- [Work to complete]
Below is a listing to transcribe in full and exactly; keep the pictures out.

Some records
--*--

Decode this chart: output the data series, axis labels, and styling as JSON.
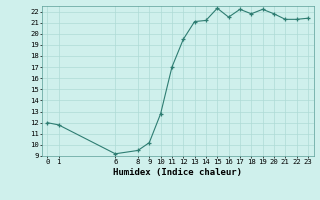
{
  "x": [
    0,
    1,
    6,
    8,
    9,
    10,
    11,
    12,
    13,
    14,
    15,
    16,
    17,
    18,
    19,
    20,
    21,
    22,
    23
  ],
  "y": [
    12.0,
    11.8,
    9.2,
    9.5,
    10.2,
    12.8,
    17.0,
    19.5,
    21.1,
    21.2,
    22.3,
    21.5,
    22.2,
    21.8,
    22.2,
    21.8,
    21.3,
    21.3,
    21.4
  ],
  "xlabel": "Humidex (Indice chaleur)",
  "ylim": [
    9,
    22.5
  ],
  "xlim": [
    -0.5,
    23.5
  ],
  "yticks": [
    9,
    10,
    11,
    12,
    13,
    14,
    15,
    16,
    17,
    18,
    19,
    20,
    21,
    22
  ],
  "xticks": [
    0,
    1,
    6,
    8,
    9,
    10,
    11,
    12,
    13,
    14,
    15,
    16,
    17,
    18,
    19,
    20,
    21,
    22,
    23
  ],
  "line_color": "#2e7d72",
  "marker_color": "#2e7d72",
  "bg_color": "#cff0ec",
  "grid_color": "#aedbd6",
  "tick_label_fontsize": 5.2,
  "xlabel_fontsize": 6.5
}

--*--

- [Solution to the exercise]
Decode this chart: output the data series, axis labels, and styling as JSON.
{
  "x": [
    0,
    1,
    6,
    8,
    9,
    10,
    11,
    12,
    13,
    14,
    15,
    16,
    17,
    18,
    19,
    20,
    21,
    22,
    23
  ],
  "y": [
    12.0,
    11.8,
    9.2,
    9.5,
    10.2,
    12.8,
    17.0,
    19.5,
    21.1,
    21.2,
    22.3,
    21.5,
    22.2,
    21.8,
    22.2,
    21.8,
    21.3,
    21.3,
    21.4
  ],
  "xlabel": "Humidex (Indice chaleur)",
  "ylim": [
    9,
    22.5
  ],
  "xlim": [
    -0.5,
    23.5
  ],
  "yticks": [
    9,
    10,
    11,
    12,
    13,
    14,
    15,
    16,
    17,
    18,
    19,
    20,
    21,
    22
  ],
  "xticks": [
    0,
    1,
    6,
    8,
    9,
    10,
    11,
    12,
    13,
    14,
    15,
    16,
    17,
    18,
    19,
    20,
    21,
    22,
    23
  ],
  "line_color": "#2e7d72",
  "marker_color": "#2e7d72",
  "bg_color": "#cff0ec",
  "grid_color": "#aedbd6",
  "tick_label_fontsize": 5.2,
  "xlabel_fontsize": 6.5
}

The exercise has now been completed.